What needs to be done >>
Output the full listing word for word.

(Figure content listings)
+++

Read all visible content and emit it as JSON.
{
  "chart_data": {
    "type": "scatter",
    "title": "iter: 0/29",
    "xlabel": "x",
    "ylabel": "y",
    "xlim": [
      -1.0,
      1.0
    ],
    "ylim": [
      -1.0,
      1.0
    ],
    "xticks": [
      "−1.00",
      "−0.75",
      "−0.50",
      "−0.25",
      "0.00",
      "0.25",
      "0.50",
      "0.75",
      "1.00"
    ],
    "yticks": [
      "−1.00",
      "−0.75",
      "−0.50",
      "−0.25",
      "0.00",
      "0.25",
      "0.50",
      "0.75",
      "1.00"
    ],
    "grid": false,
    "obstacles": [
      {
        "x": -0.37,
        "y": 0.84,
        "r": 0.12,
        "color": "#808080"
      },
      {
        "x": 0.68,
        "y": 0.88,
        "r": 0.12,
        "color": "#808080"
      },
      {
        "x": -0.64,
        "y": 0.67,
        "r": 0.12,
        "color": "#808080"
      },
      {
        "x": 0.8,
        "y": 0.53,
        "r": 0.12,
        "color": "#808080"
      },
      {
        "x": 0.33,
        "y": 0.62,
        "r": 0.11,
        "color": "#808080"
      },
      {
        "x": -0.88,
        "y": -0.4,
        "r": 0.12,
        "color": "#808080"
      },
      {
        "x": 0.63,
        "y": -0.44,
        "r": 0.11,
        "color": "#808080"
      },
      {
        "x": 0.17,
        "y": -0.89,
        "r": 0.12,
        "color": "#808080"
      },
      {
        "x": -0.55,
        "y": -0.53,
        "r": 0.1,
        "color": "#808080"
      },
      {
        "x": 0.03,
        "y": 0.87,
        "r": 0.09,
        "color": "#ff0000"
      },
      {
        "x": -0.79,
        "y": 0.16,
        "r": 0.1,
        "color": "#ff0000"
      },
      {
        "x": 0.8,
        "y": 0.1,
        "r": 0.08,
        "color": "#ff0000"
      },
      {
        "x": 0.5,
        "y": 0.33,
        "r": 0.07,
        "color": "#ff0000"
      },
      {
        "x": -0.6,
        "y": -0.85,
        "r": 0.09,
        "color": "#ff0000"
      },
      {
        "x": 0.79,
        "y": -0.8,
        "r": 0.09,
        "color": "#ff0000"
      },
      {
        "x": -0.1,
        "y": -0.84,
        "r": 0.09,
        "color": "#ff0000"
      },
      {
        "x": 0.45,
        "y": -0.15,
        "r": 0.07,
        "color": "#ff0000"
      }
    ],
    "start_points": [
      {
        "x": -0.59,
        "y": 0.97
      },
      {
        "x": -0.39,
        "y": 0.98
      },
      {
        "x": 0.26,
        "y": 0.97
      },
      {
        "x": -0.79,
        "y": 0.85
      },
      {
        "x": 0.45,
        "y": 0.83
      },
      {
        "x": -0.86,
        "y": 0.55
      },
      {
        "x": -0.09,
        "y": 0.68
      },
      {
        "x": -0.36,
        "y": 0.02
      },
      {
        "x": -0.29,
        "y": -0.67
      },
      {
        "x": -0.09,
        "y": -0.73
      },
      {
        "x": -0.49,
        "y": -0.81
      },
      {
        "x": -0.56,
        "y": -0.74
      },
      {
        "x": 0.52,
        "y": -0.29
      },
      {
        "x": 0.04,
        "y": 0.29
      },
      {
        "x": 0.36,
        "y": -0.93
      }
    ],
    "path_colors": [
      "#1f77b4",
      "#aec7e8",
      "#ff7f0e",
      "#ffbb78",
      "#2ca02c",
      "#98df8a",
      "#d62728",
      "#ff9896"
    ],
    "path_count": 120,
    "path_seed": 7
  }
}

+++

Task answer >>
Read all visible content and emit it as JSON.
{
  "chart_data": {
    "type": "scatter",
    "title": "iter: 0/29",
    "xlabel": "x",
    "ylabel": "y",
    "xlim": [
      -1.0,
      1.0
    ],
    "ylim": [
      -1.0,
      1.0
    ],
    "xticks": [
      "−1.00",
      "−0.75",
      "−0.50",
      "−0.25",
      "0.00",
      "0.25",
      "0.50",
      "0.75",
      "1.00"
    ],
    "yticks": [
      "−1.00",
      "−0.75",
      "−0.50",
      "−0.25",
      "0.00",
      "0.25",
      "0.50",
      "0.75",
      "1.00"
    ],
    "grid": false,
    "obstacles": [
      {
        "x": -0.37,
        "y": 0.84,
        "r": 0.12,
        "color": "#808080"
      },
      {
        "x": 0.68,
        "y": 0.88,
        "r": 0.12,
        "color": "#808080"
      },
      {
        "x": -0.64,
        "y": 0.67,
        "r": 0.12,
        "color": "#808080"
      },
      {
        "x": 0.8,
        "y": 0.53,
        "r": 0.12,
        "color": "#808080"
      },
      {
        "x": 0.33,
        "y": 0.62,
        "r": 0.11,
        "color": "#808080"
      },
      {
        "x": -0.88,
        "y": -0.4,
        "r": 0.12,
        "color": "#808080"
      },
      {
        "x": 0.63,
        "y": -0.44,
        "r": 0.11,
        "color": "#808080"
      },
      {
        "x": 0.17,
        "y": -0.89,
        "r": 0.12,
        "color": "#808080"
      },
      {
        "x": -0.55,
        "y": -0.53,
        "r": 0.1,
        "color": "#808080"
      },
      {
        "x": 0.03,
        "y": 0.87,
        "r": 0.09,
        "color": "#ff0000"
      },
      {
        "x": -0.79,
        "y": 0.16,
        "r": 0.1,
        "color": "#ff0000"
      },
      {
        "x": 0.8,
        "y": 0.1,
        "r": 0.08,
        "color": "#ff0000"
      },
      {
        "x": 0.5,
        "y": 0.33,
        "r": 0.07,
        "color": "#ff0000"
      },
      {
        "x": -0.6,
        "y": -0.85,
        "r": 0.09,
        "color": "#ff0000"
      },
      {
        "x": 0.79,
        "y": -0.8,
        "r": 0.09,
        "color": "#ff0000"
      },
      {
        "x": -0.1,
        "y": -0.84,
        "r": 0.09,
        "color": "#ff0000"
      },
      {
        "x": 0.45,
        "y": -0.15,
        "r": 0.07,
        "color": "#ff0000"
      }
    ],
    "start_points": [
      {
        "x": -0.59,
        "y": 0.97
      },
      {
        "x": -0.39,
        "y": 0.98
      },
      {
        "x": 0.26,
        "y": 0.97
      },
      {
        "x": -0.79,
        "y": 0.85
      },
      {
        "x": 0.45,
        "y": 0.83
      },
      {
        "x": -0.86,
        "y": 0.55
      },
      {
        "x": -0.09,
        "y": 0.68
      },
      {
        "x": -0.36,
        "y": 0.02
      },
      {
        "x": -0.29,
        "y": -0.67
      },
      {
        "x": -0.09,
        "y": -0.73
      },
      {
        "x": -0.49,
        "y": -0.81
      },
      {
        "x": -0.56,
        "y": -0.74
      },
      {
        "x": 0.52,
        "y": -0.29
      },
      {
        "x": 0.04,
        "y": 0.29
      },
      {
        "x": 0.36,
        "y": -0.93
      }
    ],
    "path_colors": [
      "#1f77b4",
      "#aec7e8",
      "#ff7f0e",
      "#ffbb78",
      "#2ca02c",
      "#98df8a",
      "#d62728",
      "#ff9896"
    ],
    "path_count": 120,
    "path_seed": 7
  }
}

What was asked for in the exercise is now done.